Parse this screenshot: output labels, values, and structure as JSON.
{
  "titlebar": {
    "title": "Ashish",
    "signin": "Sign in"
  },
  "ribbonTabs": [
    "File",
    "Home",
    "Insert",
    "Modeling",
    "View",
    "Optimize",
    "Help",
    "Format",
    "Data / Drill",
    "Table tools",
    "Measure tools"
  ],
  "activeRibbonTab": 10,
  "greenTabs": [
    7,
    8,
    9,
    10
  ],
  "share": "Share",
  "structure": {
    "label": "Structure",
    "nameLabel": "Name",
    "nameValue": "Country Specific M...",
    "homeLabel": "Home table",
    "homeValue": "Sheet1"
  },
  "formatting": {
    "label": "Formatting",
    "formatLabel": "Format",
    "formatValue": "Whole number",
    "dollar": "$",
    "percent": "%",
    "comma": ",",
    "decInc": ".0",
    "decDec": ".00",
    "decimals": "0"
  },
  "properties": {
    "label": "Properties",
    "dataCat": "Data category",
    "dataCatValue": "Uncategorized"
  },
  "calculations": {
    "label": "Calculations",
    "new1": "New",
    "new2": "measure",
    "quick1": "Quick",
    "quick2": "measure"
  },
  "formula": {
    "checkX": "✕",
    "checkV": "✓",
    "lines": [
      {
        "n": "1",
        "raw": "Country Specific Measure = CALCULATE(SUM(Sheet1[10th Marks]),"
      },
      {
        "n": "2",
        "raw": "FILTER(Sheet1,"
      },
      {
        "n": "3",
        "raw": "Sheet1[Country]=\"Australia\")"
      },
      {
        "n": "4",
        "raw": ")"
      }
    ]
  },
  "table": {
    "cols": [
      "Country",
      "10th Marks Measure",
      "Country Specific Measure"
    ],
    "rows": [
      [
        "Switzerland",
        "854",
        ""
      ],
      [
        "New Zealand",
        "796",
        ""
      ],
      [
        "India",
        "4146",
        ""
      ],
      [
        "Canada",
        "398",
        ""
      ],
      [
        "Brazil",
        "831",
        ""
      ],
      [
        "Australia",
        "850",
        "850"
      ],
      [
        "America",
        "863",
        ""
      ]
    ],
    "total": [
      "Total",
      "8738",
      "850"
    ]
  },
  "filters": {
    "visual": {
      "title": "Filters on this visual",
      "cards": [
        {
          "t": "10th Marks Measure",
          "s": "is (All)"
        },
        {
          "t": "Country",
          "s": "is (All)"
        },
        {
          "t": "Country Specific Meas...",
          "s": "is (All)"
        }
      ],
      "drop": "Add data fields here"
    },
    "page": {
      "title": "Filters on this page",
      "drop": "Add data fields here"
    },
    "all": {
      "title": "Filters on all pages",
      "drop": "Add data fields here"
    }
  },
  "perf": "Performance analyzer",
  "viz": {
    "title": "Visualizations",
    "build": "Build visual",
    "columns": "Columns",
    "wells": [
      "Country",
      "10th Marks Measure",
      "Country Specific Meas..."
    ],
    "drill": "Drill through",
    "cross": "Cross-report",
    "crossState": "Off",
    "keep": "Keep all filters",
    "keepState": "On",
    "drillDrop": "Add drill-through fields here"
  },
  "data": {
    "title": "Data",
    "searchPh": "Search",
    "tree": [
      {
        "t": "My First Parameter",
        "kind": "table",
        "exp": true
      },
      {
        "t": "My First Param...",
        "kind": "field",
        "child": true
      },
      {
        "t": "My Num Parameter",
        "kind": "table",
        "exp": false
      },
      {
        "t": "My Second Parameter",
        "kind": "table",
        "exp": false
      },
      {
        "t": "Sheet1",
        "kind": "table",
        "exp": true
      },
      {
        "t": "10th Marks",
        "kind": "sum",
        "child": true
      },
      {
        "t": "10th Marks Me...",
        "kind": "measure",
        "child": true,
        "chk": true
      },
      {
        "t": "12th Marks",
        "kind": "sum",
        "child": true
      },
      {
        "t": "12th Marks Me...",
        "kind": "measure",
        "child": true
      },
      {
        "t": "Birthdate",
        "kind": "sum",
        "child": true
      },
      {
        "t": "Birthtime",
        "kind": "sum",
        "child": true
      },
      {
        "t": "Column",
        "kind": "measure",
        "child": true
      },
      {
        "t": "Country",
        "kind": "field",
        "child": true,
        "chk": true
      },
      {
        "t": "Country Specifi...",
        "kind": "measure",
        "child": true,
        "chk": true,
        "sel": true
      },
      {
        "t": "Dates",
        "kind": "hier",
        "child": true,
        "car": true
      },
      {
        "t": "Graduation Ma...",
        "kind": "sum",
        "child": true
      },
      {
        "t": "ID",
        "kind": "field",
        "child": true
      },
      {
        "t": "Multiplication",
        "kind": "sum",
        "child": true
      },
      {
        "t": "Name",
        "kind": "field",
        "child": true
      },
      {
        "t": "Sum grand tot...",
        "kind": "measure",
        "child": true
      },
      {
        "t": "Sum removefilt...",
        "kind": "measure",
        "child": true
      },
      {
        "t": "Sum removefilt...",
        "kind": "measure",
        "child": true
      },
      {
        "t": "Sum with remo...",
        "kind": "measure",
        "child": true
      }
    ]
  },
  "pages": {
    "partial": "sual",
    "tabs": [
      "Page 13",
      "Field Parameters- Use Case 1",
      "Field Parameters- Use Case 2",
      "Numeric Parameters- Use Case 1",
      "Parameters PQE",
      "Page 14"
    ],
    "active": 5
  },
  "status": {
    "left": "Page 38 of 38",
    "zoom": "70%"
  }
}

_Goal of the exercise_
Output all of the material, please, exactly as it stands.

_The solution_
Parse this screenshot: output labels, values, and structure as JSON.
{
  "titlebar": {
    "title": "Ashish",
    "signin": "Sign in"
  },
  "ribbonTabs": [
    "File",
    "Home",
    "Insert",
    "Modeling",
    "View",
    "Optimize",
    "Help",
    "Format",
    "Data / Drill",
    "Table tools",
    "Measure tools"
  ],
  "activeRibbonTab": 10,
  "greenTabs": [
    7,
    8,
    9,
    10
  ],
  "share": "Share",
  "structure": {
    "label": "Structure",
    "nameLabel": "Name",
    "nameValue": "Country Specific M...",
    "homeLabel": "Home table",
    "homeValue": "Sheet1"
  },
  "formatting": {
    "label": "Formatting",
    "formatLabel": "Format",
    "formatValue": "Whole number",
    "dollar": "$",
    "percent": "%",
    "comma": ",",
    "decInc": ".0",
    "decDec": ".00",
    "decimals": "0"
  },
  "properties": {
    "label": "Properties",
    "dataCat": "Data category",
    "dataCatValue": "Uncategorized"
  },
  "calculations": {
    "label": "Calculations",
    "new1": "New",
    "new2": "measure",
    "quick1": "Quick",
    "quick2": "measure"
  },
  "formula": {
    "checkX": "✕",
    "checkV": "✓",
    "lines": [
      {
        "n": "1",
        "raw": "Country Specific Measure = CALCULATE(SUM(Sheet1[10th Marks]),"
      },
      {
        "n": "2",
        "raw": "FILTER(Sheet1,"
      },
      {
        "n": "3",
        "raw": "Sheet1[Country]=\"Australia\")"
      },
      {
        "n": "4",
        "raw": ")"
      }
    ]
  },
  "table": {
    "cols": [
      "Country",
      "10th Marks Measure",
      "Country Specific Measure"
    ],
    "rows": [
      [
        "Switzerland",
        "854",
        ""
      ],
      [
        "New Zealand",
        "796",
        ""
      ],
      [
        "India",
        "4146",
        ""
      ],
      [
        "Canada",
        "398",
        ""
      ],
      [
        "Brazil",
        "831",
        ""
      ],
      [
        "Australia",
        "850",
        "850"
      ],
      [
        "America",
        "863",
        ""
      ]
    ],
    "total": [
      "Total",
      "8738",
      "850"
    ]
  },
  "filters": {
    "visual": {
      "title": "Filters on this visual",
      "cards": [
        {
          "t": "10th Marks Measure",
          "s": "is (All)"
        },
        {
          "t": "Country",
          "s": "is (All)"
        },
        {
          "t": "Country Specific Meas...",
          "s": "is (All)"
        }
      ],
      "drop": "Add data fields here"
    },
    "page": {
      "title": "Filters on this page",
      "drop": "Add data fields here"
    },
    "all": {
      "title": "Filters on all pages",
      "drop": "Add data fields here"
    }
  },
  "perf": "Performance analyzer",
  "viz": {
    "title": "Visualizations",
    "build": "Build visual",
    "columns": "Columns",
    "wells": [
      "Country",
      "10th Marks Measure",
      "Country Specific Meas..."
    ],
    "drill": "Drill through",
    "cross": "Cross-report",
    "crossState": "Off",
    "keep": "Keep all filters",
    "keepState": "On",
    "drillDrop": "Add drill-through fields here"
  },
  "data": {
    "title": "Data",
    "searchPh": "Search",
    "tree": [
      {
        "t": "My First Parameter",
        "kind": "table",
        "exp": true
      },
      {
        "t": "My First Param...",
        "kind": "field",
        "child": true
      },
      {
        "t": "My Num Parameter",
        "kind": "table",
        "exp": false
      },
      {
        "t": "My Second Parameter",
        "kind": "table",
        "exp": false
      },
      {
        "t": "Sheet1",
        "kind": "table",
        "exp": true
      },
      {
        "t": "10th Marks",
        "kind": "sum",
        "child": true
      },
      {
        "t": "10th Marks Me...",
        "kind": "measure",
        "child": true,
        "chk": true
      },
      {
        "t": "12th Marks",
        "kind": "sum",
        "child": true
      },
      {
        "t": "12th Marks Me...",
        "kind": "measure",
        "child": true
      },
      {
        "t": "Birthdate",
        "kind": "sum",
        "child": true
      },
      {
        "t": "Birthtime",
        "kind": "sum",
        "child": true
      },
      {
        "t": "Column",
        "kind": "measure",
        "child": true
      },
      {
        "t": "Country",
        "kind": "field",
        "child": true,
        "chk": true
      },
      {
        "t": "Country Specifi...",
        "kind": "measure",
        "child": true,
        "chk": true,
        "sel": true
      },
      {
        "t": "Dates",
        "kind": "hier",
        "child": true,
        "car": true
      },
      {
        "t": "Graduation Ma...",
        "kind": "sum",
        "child": true
      },
      {
        "t": "ID",
        "kind": "field",
        "child": true
      },
      {
        "t": "Multiplication",
        "kind": "sum",
        "child": true
      },
      {
        "t": "Name",
        "kind": "field",
        "child": true
      },
      {
        "t": "Sum grand tot...",
        "kind": "measure",
        "child": true
      },
      {
        "t": "Sum removefilt...",
        "kind": "measure",
        "child": true
      },
      {
        "t": "Sum removefilt...",
        "kind": "measure",
        "child": true
      },
      {
        "t": "Sum with remo...",
        "kind": "measure",
        "child": true
      }
    ]
  },
  "pages": {
    "partial": "sual",
    "tabs": [
      "Page 13",
      "Field Parameters- Use Case 1",
      "Field Parameters- Use Case 2",
      "Numeric Parameters- Use Case 1",
      "Parameters PQE",
      "Page 14"
    ],
    "active": 5
  },
  "status": {
    "left": "Page 38 of 38",
    "zoom": "70%"
  }
}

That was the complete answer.